** START Source extract **
ABSTRACT: Structure and Thermochronology of the Irian Jaya Fold Belt, Indonesia
Kendrick, R. D., K. C. Hill, and P. B. O'Sullivan , Australian Geodynamics Cooperative Research Centre, Melbourne, Australia
New Guinea, the NE margin of the Australian plate, underwent Neogene to Recent collision with Paleogene island arcs, resulting in uplift to elevations >5km in the Irian Jaya Fold Belt (IJFB) of central New Guinea. The fold belt to the east and west is lower, shows less basement involvement and contains giant gas and oil deposits. Despite dense jungle cover and difficult karst terrain in the IJFB, interpretations based on recent Geosec structural modelling and new constraints from fission track thermochronology define the timing and style and hydrocarbon prospectivity of the region.
** END Source extract **
** START Exercise materials **
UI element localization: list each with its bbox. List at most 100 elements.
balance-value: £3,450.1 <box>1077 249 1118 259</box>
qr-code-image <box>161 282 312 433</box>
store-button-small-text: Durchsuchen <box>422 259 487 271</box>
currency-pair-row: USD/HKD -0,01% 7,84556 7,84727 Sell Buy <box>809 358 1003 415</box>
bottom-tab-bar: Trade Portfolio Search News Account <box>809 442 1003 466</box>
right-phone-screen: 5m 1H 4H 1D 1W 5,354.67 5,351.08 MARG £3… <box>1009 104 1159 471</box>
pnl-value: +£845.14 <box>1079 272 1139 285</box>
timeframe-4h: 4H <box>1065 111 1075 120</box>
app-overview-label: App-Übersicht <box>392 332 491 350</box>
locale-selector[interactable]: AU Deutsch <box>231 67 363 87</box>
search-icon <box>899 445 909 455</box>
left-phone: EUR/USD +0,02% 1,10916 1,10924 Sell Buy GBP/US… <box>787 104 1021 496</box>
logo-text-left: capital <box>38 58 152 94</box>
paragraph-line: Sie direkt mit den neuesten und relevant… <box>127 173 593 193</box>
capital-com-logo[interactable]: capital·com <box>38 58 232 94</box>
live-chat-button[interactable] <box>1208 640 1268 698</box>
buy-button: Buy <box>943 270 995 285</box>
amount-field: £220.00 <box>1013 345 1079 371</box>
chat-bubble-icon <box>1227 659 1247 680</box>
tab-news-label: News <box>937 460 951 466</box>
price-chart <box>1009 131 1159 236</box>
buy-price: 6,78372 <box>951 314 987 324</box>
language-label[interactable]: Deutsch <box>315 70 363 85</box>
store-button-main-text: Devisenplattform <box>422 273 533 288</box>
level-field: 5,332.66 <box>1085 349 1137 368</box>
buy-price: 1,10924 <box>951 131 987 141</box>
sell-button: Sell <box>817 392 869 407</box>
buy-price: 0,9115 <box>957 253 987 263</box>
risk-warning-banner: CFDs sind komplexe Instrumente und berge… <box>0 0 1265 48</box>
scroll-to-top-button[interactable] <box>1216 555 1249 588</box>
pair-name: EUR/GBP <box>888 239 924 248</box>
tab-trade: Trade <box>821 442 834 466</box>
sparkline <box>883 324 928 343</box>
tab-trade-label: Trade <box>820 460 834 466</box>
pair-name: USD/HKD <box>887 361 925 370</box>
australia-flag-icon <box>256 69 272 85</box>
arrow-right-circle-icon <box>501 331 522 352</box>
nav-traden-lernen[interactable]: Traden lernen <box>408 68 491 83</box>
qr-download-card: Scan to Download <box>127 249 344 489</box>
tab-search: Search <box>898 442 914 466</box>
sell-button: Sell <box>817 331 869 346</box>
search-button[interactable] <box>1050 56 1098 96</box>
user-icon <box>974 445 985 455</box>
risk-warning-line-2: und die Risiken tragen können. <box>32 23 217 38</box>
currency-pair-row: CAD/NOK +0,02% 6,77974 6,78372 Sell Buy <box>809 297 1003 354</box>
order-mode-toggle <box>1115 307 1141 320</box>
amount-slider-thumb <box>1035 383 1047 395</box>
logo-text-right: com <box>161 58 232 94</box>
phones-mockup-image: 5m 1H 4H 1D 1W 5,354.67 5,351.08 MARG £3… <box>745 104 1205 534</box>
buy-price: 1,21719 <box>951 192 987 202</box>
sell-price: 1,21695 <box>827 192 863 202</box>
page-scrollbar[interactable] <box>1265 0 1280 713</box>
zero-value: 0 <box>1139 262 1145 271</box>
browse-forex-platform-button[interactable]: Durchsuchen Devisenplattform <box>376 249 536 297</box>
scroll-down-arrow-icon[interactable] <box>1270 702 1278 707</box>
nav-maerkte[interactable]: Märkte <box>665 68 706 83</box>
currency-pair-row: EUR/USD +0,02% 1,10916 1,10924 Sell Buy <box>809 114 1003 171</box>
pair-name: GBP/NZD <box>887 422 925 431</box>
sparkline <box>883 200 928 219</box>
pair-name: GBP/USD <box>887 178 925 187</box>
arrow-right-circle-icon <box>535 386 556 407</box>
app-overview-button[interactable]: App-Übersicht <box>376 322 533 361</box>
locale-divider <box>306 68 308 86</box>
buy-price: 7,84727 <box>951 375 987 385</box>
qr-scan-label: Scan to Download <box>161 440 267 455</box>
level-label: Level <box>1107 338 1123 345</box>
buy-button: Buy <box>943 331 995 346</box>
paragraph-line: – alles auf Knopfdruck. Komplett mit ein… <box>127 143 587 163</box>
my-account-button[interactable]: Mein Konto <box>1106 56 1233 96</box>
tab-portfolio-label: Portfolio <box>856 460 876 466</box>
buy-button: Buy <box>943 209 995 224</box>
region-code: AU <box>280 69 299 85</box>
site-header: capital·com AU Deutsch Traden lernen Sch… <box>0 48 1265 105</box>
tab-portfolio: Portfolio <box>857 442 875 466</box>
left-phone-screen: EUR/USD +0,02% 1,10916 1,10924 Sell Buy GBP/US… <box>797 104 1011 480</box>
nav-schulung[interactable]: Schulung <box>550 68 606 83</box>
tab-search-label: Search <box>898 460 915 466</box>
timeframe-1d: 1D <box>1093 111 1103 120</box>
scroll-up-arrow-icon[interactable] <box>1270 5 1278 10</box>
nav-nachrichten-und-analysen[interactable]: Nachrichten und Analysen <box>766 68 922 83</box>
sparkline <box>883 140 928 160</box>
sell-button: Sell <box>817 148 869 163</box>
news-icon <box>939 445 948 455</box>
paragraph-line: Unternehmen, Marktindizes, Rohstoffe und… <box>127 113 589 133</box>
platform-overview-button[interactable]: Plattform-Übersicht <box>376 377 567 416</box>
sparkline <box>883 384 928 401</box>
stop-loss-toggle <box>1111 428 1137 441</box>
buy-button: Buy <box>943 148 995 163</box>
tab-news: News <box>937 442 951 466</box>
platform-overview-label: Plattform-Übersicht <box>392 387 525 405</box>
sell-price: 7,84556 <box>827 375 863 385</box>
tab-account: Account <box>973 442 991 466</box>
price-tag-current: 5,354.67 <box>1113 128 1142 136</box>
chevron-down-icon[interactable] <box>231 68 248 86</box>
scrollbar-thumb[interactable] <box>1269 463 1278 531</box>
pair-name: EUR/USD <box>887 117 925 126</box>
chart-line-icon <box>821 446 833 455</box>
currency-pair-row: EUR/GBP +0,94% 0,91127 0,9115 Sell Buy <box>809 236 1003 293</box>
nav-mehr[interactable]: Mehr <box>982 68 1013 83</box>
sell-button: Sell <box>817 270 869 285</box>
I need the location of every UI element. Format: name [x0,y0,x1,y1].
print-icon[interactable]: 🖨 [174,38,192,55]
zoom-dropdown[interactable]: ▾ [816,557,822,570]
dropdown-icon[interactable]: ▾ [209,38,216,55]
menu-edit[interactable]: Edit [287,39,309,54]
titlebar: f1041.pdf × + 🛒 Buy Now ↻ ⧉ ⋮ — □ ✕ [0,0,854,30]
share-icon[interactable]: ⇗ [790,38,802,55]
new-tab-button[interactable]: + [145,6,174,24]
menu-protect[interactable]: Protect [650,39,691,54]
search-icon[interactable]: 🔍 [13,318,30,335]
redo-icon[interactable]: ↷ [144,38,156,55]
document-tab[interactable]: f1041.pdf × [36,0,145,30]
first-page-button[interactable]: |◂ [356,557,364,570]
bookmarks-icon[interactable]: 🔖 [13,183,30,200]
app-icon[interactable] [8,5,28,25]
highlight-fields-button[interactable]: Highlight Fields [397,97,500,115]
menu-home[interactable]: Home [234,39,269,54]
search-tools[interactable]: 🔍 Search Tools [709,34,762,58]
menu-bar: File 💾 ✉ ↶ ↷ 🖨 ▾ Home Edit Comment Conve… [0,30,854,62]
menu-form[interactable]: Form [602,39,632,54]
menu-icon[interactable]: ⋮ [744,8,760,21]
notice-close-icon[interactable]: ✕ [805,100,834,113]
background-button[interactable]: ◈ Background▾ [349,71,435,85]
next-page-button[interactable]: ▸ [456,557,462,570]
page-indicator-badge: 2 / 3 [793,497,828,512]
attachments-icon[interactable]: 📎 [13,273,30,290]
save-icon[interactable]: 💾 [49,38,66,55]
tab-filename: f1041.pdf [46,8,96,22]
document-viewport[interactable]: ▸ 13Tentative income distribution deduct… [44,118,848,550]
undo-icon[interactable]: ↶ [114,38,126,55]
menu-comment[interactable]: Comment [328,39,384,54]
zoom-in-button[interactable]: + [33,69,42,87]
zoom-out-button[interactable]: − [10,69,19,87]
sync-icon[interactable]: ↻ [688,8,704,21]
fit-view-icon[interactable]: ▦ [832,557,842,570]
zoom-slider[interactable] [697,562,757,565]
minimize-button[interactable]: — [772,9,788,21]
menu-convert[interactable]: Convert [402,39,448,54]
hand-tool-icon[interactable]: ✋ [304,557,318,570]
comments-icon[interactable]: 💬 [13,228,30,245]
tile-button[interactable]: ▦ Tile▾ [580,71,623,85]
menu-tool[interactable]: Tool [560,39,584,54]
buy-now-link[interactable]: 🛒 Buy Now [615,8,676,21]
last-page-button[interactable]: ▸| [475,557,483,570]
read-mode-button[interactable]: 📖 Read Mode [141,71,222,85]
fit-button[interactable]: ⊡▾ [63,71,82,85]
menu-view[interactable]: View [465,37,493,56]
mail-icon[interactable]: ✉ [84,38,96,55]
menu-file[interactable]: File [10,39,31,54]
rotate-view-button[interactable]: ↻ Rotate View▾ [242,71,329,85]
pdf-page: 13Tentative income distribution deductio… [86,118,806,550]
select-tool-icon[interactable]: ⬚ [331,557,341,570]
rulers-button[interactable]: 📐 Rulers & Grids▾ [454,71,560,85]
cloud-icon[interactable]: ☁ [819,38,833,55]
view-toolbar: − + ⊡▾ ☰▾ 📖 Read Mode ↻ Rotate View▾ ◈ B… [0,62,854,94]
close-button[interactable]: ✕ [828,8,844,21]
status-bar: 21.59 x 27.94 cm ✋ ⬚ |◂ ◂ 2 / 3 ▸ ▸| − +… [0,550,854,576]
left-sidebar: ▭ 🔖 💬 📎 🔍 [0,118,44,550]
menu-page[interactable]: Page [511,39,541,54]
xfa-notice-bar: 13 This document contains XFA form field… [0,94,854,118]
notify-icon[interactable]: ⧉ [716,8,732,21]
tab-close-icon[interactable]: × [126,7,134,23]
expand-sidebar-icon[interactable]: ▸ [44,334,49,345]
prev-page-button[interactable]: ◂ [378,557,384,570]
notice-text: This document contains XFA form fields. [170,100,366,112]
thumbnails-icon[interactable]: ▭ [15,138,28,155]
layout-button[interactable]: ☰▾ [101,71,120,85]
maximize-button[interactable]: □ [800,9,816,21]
** END Exercise materials **
# Work to do:
a) Please copy the entries word for word, from their first line through the line containing "language-label[interactable]: Deutsch <box>315", with both ends included.
b) Continue the abstract on the Irian Jaya Fold Belt after its last sentence.
The abstract and the entries were taken from unrelated sources.

# Results by task:
a)
UI element localization: list each with its bbox. List at most 100 elements.
balance-value: £3,450.1 <box>1077 249 1118 259</box>
qr-code-image <box>161 282 312 433</box>
store-button-small-text: Durchsuchen <box>422 259 487 271</box>
currency-pair-row: USD/HKD -0,01% 7,84556 7,84727 Sell Buy <box>809 358 1003 415</box>
bottom-tab-bar: Trade Portfolio Search News Account <box>809 442 1003 466</box>
right-phone-screen: 5m 1H 4H 1D 1W 5,354.67 5,351.08 MARG £3… <box>1009 104 1159 471</box>
pnl-value: +£845.14 <box>1079 272 1139 285</box>
timeframe-4h: 4H <box>1065 111 1075 120</box>
app-overview-label: App-Übersicht <box>392 332 491 350</box>
locale-selector[interactable]: AU Deutsch <box>231 67 363 87</box>
search-icon <box>899 445 909 455</box>
left-phone: EUR/USD +0,02% 1,10916 1,10924 Sell Buy GBP/US… <box>787 104 1021 496</box>
logo-text-left: capital <box>38 58 152 94</box>
paragraph-line: Sie direkt mit den neuesten und relevant… <box>127 173 593 193</box>
capital-com-logo[interactable]: capital·com <box>38 58 232 94</box>
live-chat-button[interactable] <box>1208 640 1268 698</box>
buy-button: Buy <box>943 270 995 285</box>
amount-field: £220.00 <box>1013 345 1079 371</box>
chat-bubble-icon <box>1227 659 1247 680</box>
tab-news-label: News <box>937 460 951 466</box>
price-chart <box>1009 131 1159 236</box>
buy-price: 6,78372 <box>951 314 987 324</box>
language-label[interactable]: Deutsch <box>315 70 363 85</box>

b)
An older, structurally higher, thin-skinned thrust system records the initiation of orogeny in the northern IJFB between ~12-5 Ma. A Pliocene-Recent, structurally lower, thick-skinned thrust system is interpreted to have produced the rapid and recent uplift of the IJFB, by transporting the ~200 km long Mapenduma Thrust sheet to the surface. The hanging wall geometry of the Mapenduma Thrust is essentially a deeply eroded fault-bend fold above an inverted pre-existing extensional fault. These reactivated extensional faults probably sole into a regional decollement at depths >20km, based on cross sections and the relatively low (greenschist) metamorphic grade in basement. Minimum shortening of ~53 km was accommodated on Late Proterozoic and basement decollements contributing to total regional shortening across the IJFB of 78-116 km (44-49%).
Hydrocarbon potential in the IJFB is demonstrated by oil discoveries at Cross Catalina and Kau-2. The active petroleum system is likely sourced from Kimmeridgian shales, as in the prolific Papuan Basin and Northwest Shelf.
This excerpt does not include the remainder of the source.